MATERIAL FOR THE TASK:
┌──
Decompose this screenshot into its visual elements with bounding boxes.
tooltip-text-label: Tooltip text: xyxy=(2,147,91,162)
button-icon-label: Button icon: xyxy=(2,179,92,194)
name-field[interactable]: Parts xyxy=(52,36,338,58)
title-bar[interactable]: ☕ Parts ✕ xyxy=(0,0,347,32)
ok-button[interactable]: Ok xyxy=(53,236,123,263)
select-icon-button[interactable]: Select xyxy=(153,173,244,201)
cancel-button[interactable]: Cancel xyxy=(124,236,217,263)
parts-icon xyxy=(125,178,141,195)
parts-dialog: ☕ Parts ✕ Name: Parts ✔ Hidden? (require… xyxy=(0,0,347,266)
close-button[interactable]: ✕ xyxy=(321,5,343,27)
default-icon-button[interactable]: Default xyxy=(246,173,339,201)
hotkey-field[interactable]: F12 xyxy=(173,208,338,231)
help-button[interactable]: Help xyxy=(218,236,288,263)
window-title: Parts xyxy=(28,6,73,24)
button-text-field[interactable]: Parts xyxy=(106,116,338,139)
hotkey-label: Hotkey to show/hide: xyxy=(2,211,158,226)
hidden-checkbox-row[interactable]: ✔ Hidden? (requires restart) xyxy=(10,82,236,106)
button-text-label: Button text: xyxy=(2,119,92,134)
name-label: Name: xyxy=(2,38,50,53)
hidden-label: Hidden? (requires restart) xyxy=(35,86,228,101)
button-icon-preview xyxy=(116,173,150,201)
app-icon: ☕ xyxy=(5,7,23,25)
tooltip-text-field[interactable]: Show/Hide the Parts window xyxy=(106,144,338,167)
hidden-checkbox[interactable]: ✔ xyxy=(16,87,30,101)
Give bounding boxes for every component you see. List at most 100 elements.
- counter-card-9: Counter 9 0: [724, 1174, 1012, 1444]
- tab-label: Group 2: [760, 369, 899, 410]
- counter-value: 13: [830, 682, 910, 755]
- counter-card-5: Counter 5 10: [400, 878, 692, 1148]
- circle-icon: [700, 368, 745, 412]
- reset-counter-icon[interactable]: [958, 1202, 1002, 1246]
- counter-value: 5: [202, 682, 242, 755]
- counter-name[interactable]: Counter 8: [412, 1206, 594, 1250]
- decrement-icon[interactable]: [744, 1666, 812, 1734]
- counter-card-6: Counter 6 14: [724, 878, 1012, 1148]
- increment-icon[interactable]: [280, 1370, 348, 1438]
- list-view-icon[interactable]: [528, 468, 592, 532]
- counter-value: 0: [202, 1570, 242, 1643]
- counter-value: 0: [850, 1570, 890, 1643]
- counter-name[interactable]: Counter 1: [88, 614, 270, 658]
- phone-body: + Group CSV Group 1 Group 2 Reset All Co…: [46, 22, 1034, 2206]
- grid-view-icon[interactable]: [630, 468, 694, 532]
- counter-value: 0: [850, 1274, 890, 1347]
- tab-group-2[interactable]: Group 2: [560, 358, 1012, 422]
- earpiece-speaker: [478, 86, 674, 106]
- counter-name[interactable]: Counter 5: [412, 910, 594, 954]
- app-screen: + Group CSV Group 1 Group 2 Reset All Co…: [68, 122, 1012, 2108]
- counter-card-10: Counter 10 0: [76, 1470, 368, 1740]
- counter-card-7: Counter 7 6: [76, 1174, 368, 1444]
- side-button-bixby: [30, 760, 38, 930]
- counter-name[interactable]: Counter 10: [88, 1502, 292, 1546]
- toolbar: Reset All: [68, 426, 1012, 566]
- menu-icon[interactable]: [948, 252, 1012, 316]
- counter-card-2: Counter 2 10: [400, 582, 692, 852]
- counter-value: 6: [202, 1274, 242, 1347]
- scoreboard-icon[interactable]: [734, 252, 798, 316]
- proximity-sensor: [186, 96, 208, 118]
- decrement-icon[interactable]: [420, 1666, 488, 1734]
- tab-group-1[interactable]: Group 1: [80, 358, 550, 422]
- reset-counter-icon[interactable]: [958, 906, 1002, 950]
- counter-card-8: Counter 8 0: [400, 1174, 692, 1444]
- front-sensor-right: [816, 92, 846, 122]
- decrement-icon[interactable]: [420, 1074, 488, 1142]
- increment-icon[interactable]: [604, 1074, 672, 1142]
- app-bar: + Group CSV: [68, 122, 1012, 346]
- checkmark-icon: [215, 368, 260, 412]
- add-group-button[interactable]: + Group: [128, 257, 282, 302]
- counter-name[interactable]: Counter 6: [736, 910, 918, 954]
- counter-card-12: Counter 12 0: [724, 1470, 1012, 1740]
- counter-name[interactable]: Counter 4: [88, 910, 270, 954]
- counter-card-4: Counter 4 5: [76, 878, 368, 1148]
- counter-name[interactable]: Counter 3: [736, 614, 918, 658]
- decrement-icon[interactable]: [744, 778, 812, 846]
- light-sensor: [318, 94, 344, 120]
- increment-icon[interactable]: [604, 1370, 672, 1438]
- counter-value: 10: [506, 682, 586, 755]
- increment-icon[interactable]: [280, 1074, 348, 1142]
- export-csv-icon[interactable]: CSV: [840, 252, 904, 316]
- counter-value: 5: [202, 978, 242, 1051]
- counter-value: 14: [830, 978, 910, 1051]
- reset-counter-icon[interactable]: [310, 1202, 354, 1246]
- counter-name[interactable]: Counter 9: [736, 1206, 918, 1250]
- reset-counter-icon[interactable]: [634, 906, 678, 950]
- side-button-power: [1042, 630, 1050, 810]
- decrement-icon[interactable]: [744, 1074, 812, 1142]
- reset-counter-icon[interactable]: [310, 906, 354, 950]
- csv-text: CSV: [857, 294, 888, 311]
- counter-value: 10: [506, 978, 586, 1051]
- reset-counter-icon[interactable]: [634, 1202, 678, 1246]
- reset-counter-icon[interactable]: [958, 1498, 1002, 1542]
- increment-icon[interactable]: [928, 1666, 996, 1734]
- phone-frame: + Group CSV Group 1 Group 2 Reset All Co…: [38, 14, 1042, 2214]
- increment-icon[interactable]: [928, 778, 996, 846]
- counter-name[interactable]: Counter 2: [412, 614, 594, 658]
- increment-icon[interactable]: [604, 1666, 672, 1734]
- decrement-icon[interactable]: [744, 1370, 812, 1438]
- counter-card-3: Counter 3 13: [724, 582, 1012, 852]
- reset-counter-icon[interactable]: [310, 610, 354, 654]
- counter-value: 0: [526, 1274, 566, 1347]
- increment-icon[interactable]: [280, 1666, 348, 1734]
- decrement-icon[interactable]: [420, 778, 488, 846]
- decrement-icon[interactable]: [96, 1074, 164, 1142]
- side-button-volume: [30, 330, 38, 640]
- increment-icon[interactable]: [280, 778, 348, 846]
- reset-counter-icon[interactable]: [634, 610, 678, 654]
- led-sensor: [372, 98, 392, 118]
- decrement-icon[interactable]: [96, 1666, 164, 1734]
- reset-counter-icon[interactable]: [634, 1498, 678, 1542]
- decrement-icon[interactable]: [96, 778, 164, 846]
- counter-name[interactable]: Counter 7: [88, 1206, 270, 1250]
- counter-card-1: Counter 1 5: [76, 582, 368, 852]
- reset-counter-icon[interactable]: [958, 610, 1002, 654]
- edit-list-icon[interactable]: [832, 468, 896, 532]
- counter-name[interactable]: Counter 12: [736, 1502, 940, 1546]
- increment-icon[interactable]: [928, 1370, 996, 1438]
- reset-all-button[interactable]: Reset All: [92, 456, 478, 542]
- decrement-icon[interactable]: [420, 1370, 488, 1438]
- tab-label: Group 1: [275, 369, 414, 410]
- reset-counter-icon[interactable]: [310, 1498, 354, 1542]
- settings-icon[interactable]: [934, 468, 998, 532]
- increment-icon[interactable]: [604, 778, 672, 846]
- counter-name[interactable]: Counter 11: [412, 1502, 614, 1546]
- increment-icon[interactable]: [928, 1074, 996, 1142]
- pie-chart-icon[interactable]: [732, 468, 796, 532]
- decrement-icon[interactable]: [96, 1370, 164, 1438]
└──
TASK DESCRIPTION: Reproduce verbatim the part of the entries above that opens with the first line and closes with the line containing "- counter-name[interactable]: Counter 1: [88, 614, 270, 658]", including both of those lines.

TASK SOLUTION:
Decompose this screenshot into its visual elements with bounding boxes.
tooltip-text-label: Tooltip text: xyxy=(2,147,91,162)
button-icon-label: Button icon: xyxy=(2,179,92,194)
name-field[interactable]: Parts xyxy=(52,36,338,58)
title-bar[interactable]: ☕ Parts ✕ xyxy=(0,0,347,32)
ok-button[interactable]: Ok xyxy=(53,236,123,263)
select-icon-button[interactable]: Select xyxy=(153,173,244,201)
cancel-button[interactable]: Cancel xyxy=(124,236,217,263)
parts-icon xyxy=(125,178,141,195)
parts-dialog: ☕ Parts ✕ Name: Parts ✔ Hidden? (require… xyxy=(0,0,347,266)
close-button[interactable]: ✕ xyxy=(321,5,343,27)
default-icon-button[interactable]: Default xyxy=(246,173,339,201)
hotkey-field[interactable]: F12 xyxy=(173,208,338,231)
help-button[interactable]: Help xyxy=(218,236,288,263)
window-title: Parts xyxy=(28,6,73,24)
button-text-field[interactable]: Parts xyxy=(106,116,338,139)
hotkey-label: Hotkey to show/hide: xyxy=(2,211,158,226)
hidden-checkbox-row[interactable]: ✔ Hidden? (requires restart) xyxy=(10,82,236,106)
button-text-label: Button text: xyxy=(2,119,92,134)
name-label: Name: xyxy=(2,38,50,53)
hidden-label: Hidden? (requires restart) xyxy=(35,86,228,101)
button-icon-preview xyxy=(116,173,150,201)
app-icon: ☕ xyxy=(5,7,23,25)
tooltip-text-field[interactable]: Show/Hide the Parts window xyxy=(106,144,338,167)
hidden-checkbox[interactable]: ✔ xyxy=(16,87,30,101)
Give bounding boxes for every component you see. List at most 100 elements.
- counter-card-9: Counter 9 0: [724, 1174, 1012, 1444]
- tab-label: Group 2: [760, 369, 899, 410]
- counter-value: 13: [830, 682, 910, 755]
- counter-card-5: Counter 5 10: [400, 878, 692, 1148]
- circle-icon: [700, 368, 745, 412]
- reset-counter-icon[interactable]: [958, 1202, 1002, 1246]
- counter-value: 5: [202, 682, 242, 755]
- counter-name[interactable]: Counter 8: [412, 1206, 594, 1250]
- decrement-icon[interactable]: [744, 1666, 812, 1734]
- counter-card-6: Counter 6 14: [724, 878, 1012, 1148]
- increment-icon[interactable]: [280, 1370, 348, 1438]
- list-view-icon[interactable]: [528, 468, 592, 532]
- counter-value: 0: [202, 1570, 242, 1643]
- counter-value: 0: [850, 1570, 890, 1643]
- counter-name[interactable]: Counter 1: [88, 614, 270, 658]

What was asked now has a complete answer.